━━ Текст страницы

Об антирусской российской интеллигенции - Партия Дела
Присоединиться

Рассматриваемые нами в прошлой статье выступления г-жи Седаковой и г-на Немцева, как и вообще весь пласт мыслей современного антирусской российской интеллигенции, в одном измерении есть чисто политические, даже пропагандистские, творения, а в другом — суть истерическая попытка авторов выбраться из внутреннего страха и ужаса. Нельзя сказать горя, ибо горе есть личное переживание личной невосполнимой потери. Не может быть горе вообще, абстрактное, горе вне горюющей личности. Здесь нет ни того ни другого. Здесь явно проступает страх и ужас, наведённые бессилием, и невозможность жить с «душевной мутью и растерянностью», жить здесь и сейчас, в «этой» стране, с «этим» народом. Недаром большая часть «благодетелей» бегут из России. Но и там, заграницей, не находят покоя, терзаемые поселёнными в душе «бесами-шатунами». Но об этих — позже.

Центральная же идея посланий, подобных выступлению г-жи Седаковой и книге Эткинда, состоит в обращении нашего внимания как на нечто ненормальное, аномальное, из ряда вон выходящее: «на попытку… общего „уничтожения реальности“, задуманного и практикуемого властью». Везде и всегда эти антирусские интеллигенты под властью понимают власть именно в России и почти безотносительно к историческому времени. Будь то Владимир Креститель, Пётр I, Сталин или Путин. Сиё смешение «стилей» и времён говорит о том, что конкретные представители власти не имеют отношения к выдвигаемым претензиям. Они лишь олицетворение, наглядный пример, символ. А вопросы обращены к русским, к системе смыслов русского народа, воспроизводимым оным уже не одну тысячу лет. Здесь же и корень их неприятия властей — поскольку те не в силах ничего сделать с русскими. Поскольку власть из раза в раз поддаётся опять массе, значит, и власть плоха.

Так, например, «уничтожение реальности» в СССР происходило как «замалчивание смерти миллионов (в первую очередь, убитых в лагерях и тюрьмах „врагов народа“, но не только: по другим причинам скрывалась и смерть солдат на войне, и число погибших в блокаду и от разнообразных катастроф, damnatio memoriae, запрет на всякое упоминание об умерших, невозможность узнать дату их смерти, найти могилы, совершить обряд прощания… Принудительное молчание о „своих умерших“, в котором люди жили десятилетиями, распространилось, кажется, и на само обсуждение этой реальности)».

Что же, присутствие и значение смерти в политике действительно интересная и важная тема. Но, к сожалению, несмотря на опыт Ольги Александровны в данном вопросе, она таки попала в ловушку, самой себе расставленную. Она писала не научный или литературный опус, а политический пропагандистский текст и, как поэт, оказалась увлечена материалом, он захлестнув Ольгу Александровну, увлёк лодку её поэтической души по политическим порогам и стремнинам к «океану смерти». В результате г-жа Седакова объединила два абсолютно разных, по сути, вопроса, а именно: проблему уничтожения памяти о политических противниках (тот же римский damnatio memoriae) и вопрос об объёме и форме пребывания смерти, неизбывно присутствующей в общественно-политическом сознании.

━━━━
━━ Сохранённые записи

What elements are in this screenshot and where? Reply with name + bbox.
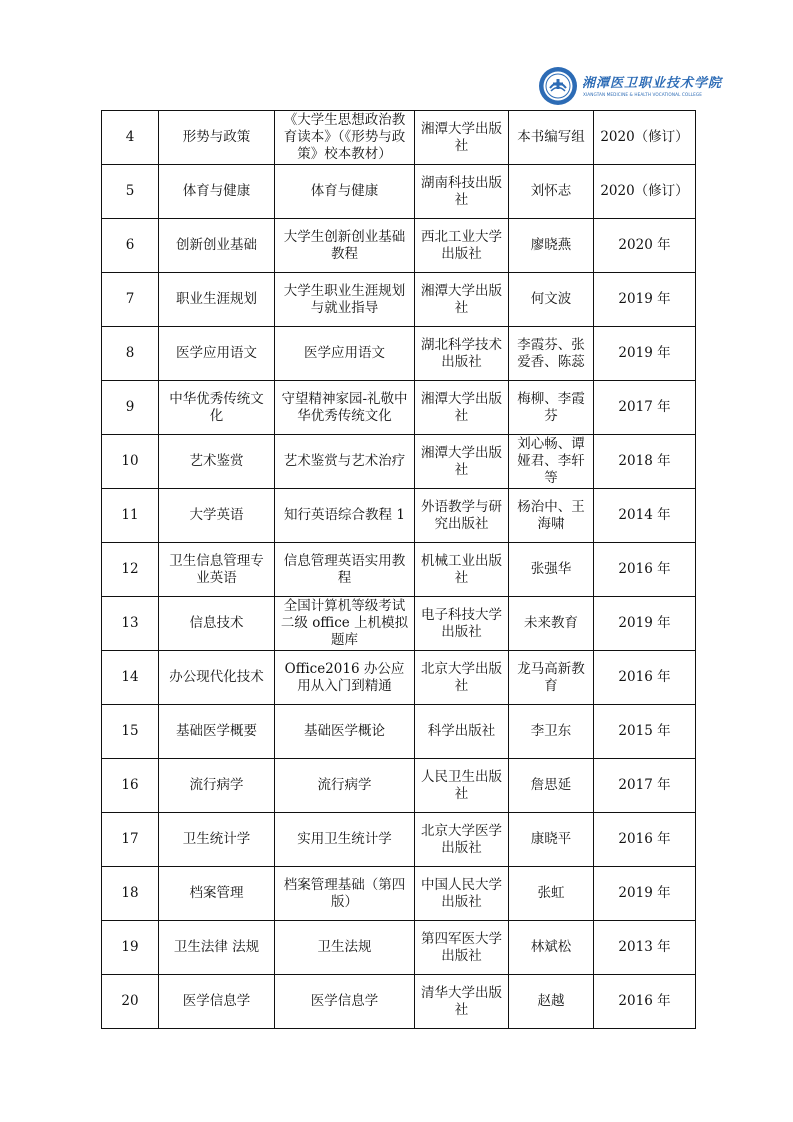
- course-name-cell: 体育与健康: [159, 165, 275, 219]
- publication-year-cell: 2017 年: [594, 381, 696, 435]
- publication-year-cell: 2018 年: [594, 435, 696, 489]
- author-cell: 龙马高新教育: [509, 651, 594, 705]
- publisher-cell: 湖北科学技术出版社: [415, 327, 509, 381]
- publisher-cell: 中国人民大学出版社: [415, 867, 509, 921]
- course-name-cell: 卫生统计学: [159, 813, 275, 867]
- row-number-cell: 6: [102, 219, 159, 273]
- table-row: [102, 921, 696, 975]
- textbook-title-cell: 知行英语综合教程 1: [275, 489, 415, 543]
- course-name-cell: 医学应用语文: [159, 327, 275, 381]
- college-logo: [538, 66, 723, 106]
- course-name-cell: 形势与政策: [159, 111, 275, 165]
- course-name-cell: 医学信息学: [159, 975, 275, 1029]
- course-name-cell: 基础医学概要: [159, 705, 275, 759]
- publisher-cell: 湘潭大学出版社: [415, 381, 509, 435]
- textbook-title-cell: 实用卫生统计学: [275, 813, 415, 867]
- publisher-cell: 清华大学出版社: [415, 975, 509, 1029]
- publisher-cell: 湘潭大学出版社: [415, 111, 509, 165]
- author-cell: 林斌松: [509, 921, 594, 975]
- course-name-cell: 创新创业基础: [159, 219, 275, 273]
- publication-year-cell: 2014 年: [594, 489, 696, 543]
- table-row: [102, 813, 696, 867]
- textbook-title-cell: 大学生创新创业基础教程: [275, 219, 415, 273]
- textbook-title-cell: 基础医学概论: [275, 705, 415, 759]
- table-row: [102, 651, 696, 705]
- college-name-en: XIANGTAN MEDICINE & HEALTH VOCATIONAL COLLEGE: [583, 92, 703, 97]
- publication-year-cell: 2019 年: [594, 327, 696, 381]
- row-number-cell: 4: [102, 111, 159, 165]
- author-cell: 詹思延: [509, 759, 594, 813]
- table-row: [102, 705, 696, 759]
- course-name-cell: 艺术鉴赏: [159, 435, 275, 489]
- publisher-cell: 北京大学出版社: [415, 651, 509, 705]
- course-name-cell: 中华优秀传统文化: [159, 381, 275, 435]
- publication-year-cell: 2020（修订）: [594, 165, 696, 219]
- publisher-cell: 人民卫生出版社: [415, 759, 509, 813]
- publisher-cell: 第四军医大学出版社: [415, 921, 509, 975]
- publication-year-cell: 2016 年: [594, 975, 696, 1029]
- course-name-cell: 办公现代化技术: [159, 651, 275, 705]
- table-row: [102, 543, 696, 597]
- author-cell: 赵越: [509, 975, 594, 1029]
- author-cell: 廖晓燕: [509, 219, 594, 273]
- course-name-cell: 大学英语: [159, 489, 275, 543]
- author-cell: 张强华: [509, 543, 594, 597]
- college-emblem-icon: [538, 66, 578, 106]
- course-name-cell: 卫生法律 法规: [159, 921, 275, 975]
- author-cell: 杨治中、王海啸: [509, 489, 594, 543]
- row-number-cell: 11: [102, 489, 159, 543]
- college-name-cn: 湘潭医卫职业技术学院: [582, 76, 723, 91]
- course-name-cell: 卫生信息管理专业英语: [159, 543, 275, 597]
- publisher-cell: 湘潭大学出版社: [415, 273, 509, 327]
- author-cell: 未来教育: [509, 597, 594, 651]
- table-row: [102, 111, 696, 165]
- row-number-cell: 16: [102, 759, 159, 813]
- publication-year-cell: 2019 年: [594, 273, 696, 327]
- row-number-cell: 5: [102, 165, 159, 219]
- publisher-cell: 科学出版社: [415, 705, 509, 759]
- author-cell: 刘心畅、谭娅君、李轩等: [509, 435, 594, 489]
- table-row: [102, 867, 696, 921]
- table-row: [102, 219, 696, 273]
- author-cell: 李卫东: [509, 705, 594, 759]
- author-cell: 康晓平: [509, 813, 594, 867]
- table-row: [102, 381, 696, 435]
- textbook-table-body: [102, 111, 696, 1029]
- row-number-cell: 14: [102, 651, 159, 705]
- textbook-title-cell: 《大学生思想政治教育读本》（《形势与政策》校本教材）: [275, 111, 415, 165]
- row-number-cell: 10: [102, 435, 159, 489]
- table-row: [102, 327, 696, 381]
- author-cell: 梅柳、李霞芬: [509, 381, 594, 435]
- publisher-cell: 机械工业出版社: [415, 543, 509, 597]
- author-cell: 李霞芬、张爱香、陈蕊: [509, 327, 594, 381]
- row-number-cell: 20: [102, 975, 159, 1029]
- table-row: [102, 489, 696, 543]
- textbook-title-cell: 大学生职业生涯规划与就业指导: [275, 273, 415, 327]
- publication-year-cell: 2020（修订）: [594, 111, 696, 165]
- publication-year-cell: 2016 年: [594, 651, 696, 705]
- course-name-cell: 信息技术: [159, 597, 275, 651]
- table-row: [102, 975, 696, 1029]
- row-number-cell: 8: [102, 327, 159, 381]
- textbook-title-cell: 全国计算机等级考试二级 office 上机模拟题库: [275, 597, 415, 651]
- course-name-cell: 职业生涯规划: [159, 273, 275, 327]
- table-row: [102, 435, 696, 489]
- author-cell: 何文波: [509, 273, 594, 327]
- publication-year-cell: 2016 年: [594, 543, 696, 597]
- row-number-cell: 13: [102, 597, 159, 651]
- author-cell: 本书编写组: [509, 111, 594, 165]
- course-name-cell: 流行病学: [159, 759, 275, 813]
- textbook-title-cell: 艺术鉴赏与艺术治疗: [275, 435, 415, 489]
- textbook-title-cell: 守望精神家园-礼敬中华优秀传统文化: [275, 381, 415, 435]
- publisher-cell: 电子科技大学出版社: [415, 597, 509, 651]
- textbook-title-cell: Office2016 办公应用从入门到精通: [275, 651, 415, 705]
- textbook-title-cell: 流行病学: [275, 759, 415, 813]
- textbook-title-cell: 医学应用语文: [275, 327, 415, 381]
- table-row: [102, 759, 696, 813]
- publisher-cell: 湖南科技出版社: [415, 165, 509, 219]
- row-number-cell: 18: [102, 867, 159, 921]
- textbook-table: [101, 110, 696, 1029]
- textbook-title-cell: 体育与健康: [275, 165, 415, 219]
- table-row: [102, 597, 696, 651]
- row-number-cell: 15: [102, 705, 159, 759]
- row-number-cell: 17: [102, 813, 159, 867]
- publisher-cell: 外语教学与研究出版社: [415, 489, 509, 543]
- textbook-title-cell: 卫生法规: [275, 921, 415, 975]
- table-row: [102, 273, 696, 327]
- publisher-cell: 湘潭大学出版社: [415, 435, 509, 489]
- publication-year-cell: 2013 年: [594, 921, 696, 975]
- textbook-title-cell: 医学信息学: [275, 975, 415, 1029]
- row-number-cell: 7: [102, 273, 159, 327]
- publication-year-cell: 2017 年: [594, 759, 696, 813]
- textbook-title-cell: 档案管理基础（第四版）: [275, 867, 415, 921]
- publication-year-cell: 2016 年: [594, 813, 696, 867]
- publication-year-cell: 2015 年: [594, 705, 696, 759]
- textbook-title-cell: 信息管理英语实用教程: [275, 543, 415, 597]
- author-cell: 张虹: [509, 867, 594, 921]
- author-cell: 刘怀志: [509, 165, 594, 219]
- course-name-cell: 档案管理: [159, 867, 275, 921]
- publication-year-cell: 2019 年: [594, 867, 696, 921]
- row-number-cell: 12: [102, 543, 159, 597]
- row-number-cell: 19: [102, 921, 159, 975]
- table-row: [102, 165, 696, 219]
- row-number-cell: 9: [102, 381, 159, 435]
- publisher-cell: 北京大学医学出版社: [415, 813, 509, 867]
- publisher-cell: 西北工业大学出版社: [415, 219, 509, 273]
- publication-year-cell: 2020 年: [594, 219, 696, 273]
- publication-year-cell: 2019 年: [594, 597, 696, 651]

━━━━

Указания —
1. Изложите короче абзац текста страницы, начинающийся словами «Что же, присутствие и значение смерти», сохранив его основные факты.
2. Воспроизведите дословно фрагмент текста страницы от слов «Что же, присутствие и значение» до слов «присутствующей в общественно-политическом сознании.» включительно.
Опирайтесь исключительно на текст страницы.

Ответы —
1.
Автор признаёт, что присутствие и значение смерти в политике — действительно интересная и важная тема. Однако г-жа Седакова, несмотря на свой опыт в этом вопросе, попала в ловушку, которую сама себе расставила. Она писала не научный или литературный опус, а политический пропагандистский текст и, как поэт, увлеклась материалом. В результате она объединила два по сути разных вопроса:
- уничтожение памяти о политических противниках (римский damnatio memoriae);
- объём и форму пребывания смерти в общественно-политическом сознании.

2.
Что же, присутствие и значение смерти в политике действительно интересная и важная тема. Но, к сожалению, несмотря на опыт Ольги Александровны в данном вопросе, она таки попала в ловушку, самой себе расставленную. Она писала не научный или литературный опус, а политический пропагандистский текст и, как поэт, оказалась увлечена материалом, он захлестнув Ольгу Александровну, увлёк лодку её поэтической души по политическим порогам и стремнинам к «океану смерти». В результате г-жа Седакова объединила два абсолютно разных, по сути, вопроса, а именно: проблему уничтожения памяти о политических противниках (тот же римский damnatio memoriae) и вопрос об объёме и форме пребывания смерти, неизбывно присутствующей в общественно-политическом сознании.